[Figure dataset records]

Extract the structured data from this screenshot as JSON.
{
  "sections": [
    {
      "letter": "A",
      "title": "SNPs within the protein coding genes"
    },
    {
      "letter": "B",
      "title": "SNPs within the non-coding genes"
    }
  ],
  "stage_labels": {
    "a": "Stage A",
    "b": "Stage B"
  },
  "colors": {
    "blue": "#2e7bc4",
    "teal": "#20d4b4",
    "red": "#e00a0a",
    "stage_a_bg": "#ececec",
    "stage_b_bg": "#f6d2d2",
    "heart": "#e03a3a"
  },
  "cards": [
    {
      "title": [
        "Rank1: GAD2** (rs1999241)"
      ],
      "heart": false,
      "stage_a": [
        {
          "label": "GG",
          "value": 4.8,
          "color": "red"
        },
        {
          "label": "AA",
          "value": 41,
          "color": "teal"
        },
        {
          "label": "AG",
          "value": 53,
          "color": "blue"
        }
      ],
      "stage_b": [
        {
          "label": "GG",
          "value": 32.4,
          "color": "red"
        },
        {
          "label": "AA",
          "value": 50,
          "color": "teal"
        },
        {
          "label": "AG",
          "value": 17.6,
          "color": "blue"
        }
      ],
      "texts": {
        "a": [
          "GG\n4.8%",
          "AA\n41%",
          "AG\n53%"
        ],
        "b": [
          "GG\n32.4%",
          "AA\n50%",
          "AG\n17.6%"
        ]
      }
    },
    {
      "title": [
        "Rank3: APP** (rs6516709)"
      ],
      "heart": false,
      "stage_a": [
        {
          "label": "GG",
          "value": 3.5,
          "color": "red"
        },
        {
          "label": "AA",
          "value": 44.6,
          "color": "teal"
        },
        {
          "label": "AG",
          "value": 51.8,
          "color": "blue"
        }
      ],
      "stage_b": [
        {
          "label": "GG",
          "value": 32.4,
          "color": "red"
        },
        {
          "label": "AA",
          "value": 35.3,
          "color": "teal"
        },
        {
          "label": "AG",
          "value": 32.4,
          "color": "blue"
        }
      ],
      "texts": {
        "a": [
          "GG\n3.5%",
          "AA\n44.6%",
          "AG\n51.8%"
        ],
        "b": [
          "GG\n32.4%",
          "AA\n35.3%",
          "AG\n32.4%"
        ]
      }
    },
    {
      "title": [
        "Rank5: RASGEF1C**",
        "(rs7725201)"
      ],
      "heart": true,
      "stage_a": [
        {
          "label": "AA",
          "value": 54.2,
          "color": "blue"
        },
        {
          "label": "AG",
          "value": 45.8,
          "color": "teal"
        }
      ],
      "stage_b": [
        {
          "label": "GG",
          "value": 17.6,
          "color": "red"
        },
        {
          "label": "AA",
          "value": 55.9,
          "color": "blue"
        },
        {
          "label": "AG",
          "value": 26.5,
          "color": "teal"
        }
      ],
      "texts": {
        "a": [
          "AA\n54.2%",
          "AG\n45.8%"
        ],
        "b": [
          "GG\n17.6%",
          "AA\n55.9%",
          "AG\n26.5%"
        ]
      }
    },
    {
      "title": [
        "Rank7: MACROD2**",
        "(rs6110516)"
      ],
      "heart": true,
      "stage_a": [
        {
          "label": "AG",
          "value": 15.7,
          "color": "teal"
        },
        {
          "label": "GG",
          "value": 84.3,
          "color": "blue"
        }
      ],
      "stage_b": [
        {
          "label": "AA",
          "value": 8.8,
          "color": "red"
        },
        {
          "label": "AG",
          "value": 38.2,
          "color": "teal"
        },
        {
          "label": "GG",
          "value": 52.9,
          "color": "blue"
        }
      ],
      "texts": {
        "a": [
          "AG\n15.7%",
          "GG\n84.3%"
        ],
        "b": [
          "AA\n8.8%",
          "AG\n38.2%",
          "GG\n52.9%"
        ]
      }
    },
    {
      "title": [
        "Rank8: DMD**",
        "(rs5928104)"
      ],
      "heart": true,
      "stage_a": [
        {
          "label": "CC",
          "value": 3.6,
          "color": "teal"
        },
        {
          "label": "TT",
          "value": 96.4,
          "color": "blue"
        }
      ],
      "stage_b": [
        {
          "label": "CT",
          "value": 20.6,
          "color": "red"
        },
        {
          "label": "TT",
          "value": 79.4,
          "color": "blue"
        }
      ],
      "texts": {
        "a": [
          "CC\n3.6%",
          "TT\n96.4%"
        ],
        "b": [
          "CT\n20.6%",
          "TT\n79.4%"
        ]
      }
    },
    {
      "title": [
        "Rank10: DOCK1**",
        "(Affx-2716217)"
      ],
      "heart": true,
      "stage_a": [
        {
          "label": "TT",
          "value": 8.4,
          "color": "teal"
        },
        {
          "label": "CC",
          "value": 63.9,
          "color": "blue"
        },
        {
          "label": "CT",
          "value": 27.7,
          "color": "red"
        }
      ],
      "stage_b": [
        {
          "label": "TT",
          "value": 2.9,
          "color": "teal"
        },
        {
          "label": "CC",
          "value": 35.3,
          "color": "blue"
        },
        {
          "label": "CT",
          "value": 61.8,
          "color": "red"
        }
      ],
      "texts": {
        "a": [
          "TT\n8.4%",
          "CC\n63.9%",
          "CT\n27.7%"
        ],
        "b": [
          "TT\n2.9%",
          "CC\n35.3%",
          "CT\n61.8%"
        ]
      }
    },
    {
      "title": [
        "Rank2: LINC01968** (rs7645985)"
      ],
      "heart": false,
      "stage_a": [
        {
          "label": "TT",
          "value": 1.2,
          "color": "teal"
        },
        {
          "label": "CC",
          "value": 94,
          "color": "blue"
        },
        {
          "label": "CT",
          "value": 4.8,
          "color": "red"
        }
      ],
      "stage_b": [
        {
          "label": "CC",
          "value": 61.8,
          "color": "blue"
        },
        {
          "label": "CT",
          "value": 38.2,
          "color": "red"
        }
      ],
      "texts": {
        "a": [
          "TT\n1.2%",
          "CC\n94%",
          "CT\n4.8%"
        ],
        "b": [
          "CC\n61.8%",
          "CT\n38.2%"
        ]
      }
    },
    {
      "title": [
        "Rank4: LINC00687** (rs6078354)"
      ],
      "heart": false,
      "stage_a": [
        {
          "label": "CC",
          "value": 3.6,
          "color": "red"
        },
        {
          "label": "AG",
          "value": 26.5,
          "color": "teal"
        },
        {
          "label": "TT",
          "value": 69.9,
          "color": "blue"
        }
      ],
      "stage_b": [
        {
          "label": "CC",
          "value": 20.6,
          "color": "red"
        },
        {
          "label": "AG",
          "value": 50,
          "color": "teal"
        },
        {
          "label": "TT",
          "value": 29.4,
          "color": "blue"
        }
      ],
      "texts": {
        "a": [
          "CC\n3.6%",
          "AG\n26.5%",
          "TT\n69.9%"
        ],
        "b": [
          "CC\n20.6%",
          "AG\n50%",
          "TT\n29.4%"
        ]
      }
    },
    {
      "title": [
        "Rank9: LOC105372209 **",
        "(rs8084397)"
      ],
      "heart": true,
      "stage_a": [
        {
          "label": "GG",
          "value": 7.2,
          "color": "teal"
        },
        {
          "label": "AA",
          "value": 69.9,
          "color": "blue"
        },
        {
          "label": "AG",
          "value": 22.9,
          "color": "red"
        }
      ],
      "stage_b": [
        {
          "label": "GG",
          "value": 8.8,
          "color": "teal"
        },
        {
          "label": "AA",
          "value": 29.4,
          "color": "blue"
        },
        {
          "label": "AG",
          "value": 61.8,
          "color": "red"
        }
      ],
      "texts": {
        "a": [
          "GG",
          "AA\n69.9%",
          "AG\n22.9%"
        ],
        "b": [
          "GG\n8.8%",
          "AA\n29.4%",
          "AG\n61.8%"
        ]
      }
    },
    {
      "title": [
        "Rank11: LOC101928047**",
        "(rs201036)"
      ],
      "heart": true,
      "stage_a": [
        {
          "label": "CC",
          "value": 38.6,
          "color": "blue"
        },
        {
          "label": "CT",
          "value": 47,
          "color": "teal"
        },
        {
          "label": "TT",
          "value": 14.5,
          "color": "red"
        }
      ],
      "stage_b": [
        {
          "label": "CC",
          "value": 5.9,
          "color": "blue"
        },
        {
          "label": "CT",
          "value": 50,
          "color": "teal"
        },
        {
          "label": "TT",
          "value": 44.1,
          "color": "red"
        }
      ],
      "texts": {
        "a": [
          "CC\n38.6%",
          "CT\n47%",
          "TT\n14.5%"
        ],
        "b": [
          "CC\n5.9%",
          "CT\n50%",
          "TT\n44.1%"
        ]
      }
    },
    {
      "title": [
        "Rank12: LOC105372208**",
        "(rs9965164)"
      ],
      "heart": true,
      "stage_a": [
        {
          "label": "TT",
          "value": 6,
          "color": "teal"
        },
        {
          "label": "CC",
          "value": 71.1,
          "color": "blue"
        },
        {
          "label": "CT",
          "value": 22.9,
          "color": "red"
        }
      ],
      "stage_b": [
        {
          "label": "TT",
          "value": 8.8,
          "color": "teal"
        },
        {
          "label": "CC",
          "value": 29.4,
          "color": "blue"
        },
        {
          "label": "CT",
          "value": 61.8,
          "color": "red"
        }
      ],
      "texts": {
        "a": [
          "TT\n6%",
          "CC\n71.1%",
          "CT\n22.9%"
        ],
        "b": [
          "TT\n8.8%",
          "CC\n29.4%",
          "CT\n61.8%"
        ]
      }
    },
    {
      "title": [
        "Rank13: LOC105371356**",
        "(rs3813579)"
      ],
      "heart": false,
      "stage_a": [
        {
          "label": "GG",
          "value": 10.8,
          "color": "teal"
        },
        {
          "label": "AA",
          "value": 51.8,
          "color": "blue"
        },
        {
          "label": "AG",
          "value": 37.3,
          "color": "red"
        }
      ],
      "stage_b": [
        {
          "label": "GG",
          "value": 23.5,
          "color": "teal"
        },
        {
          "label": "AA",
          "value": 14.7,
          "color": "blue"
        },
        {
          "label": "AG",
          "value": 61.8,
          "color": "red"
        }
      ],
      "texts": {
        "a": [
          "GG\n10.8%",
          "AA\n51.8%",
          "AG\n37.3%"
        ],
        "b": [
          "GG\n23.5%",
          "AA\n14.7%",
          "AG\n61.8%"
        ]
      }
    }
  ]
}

What is being asked =>
Copy each line of the data that includes the word "genes".

Your response =>
      "title": "SNPs within the protein coding genes"
      "title": "SNPs within the non-coding genes"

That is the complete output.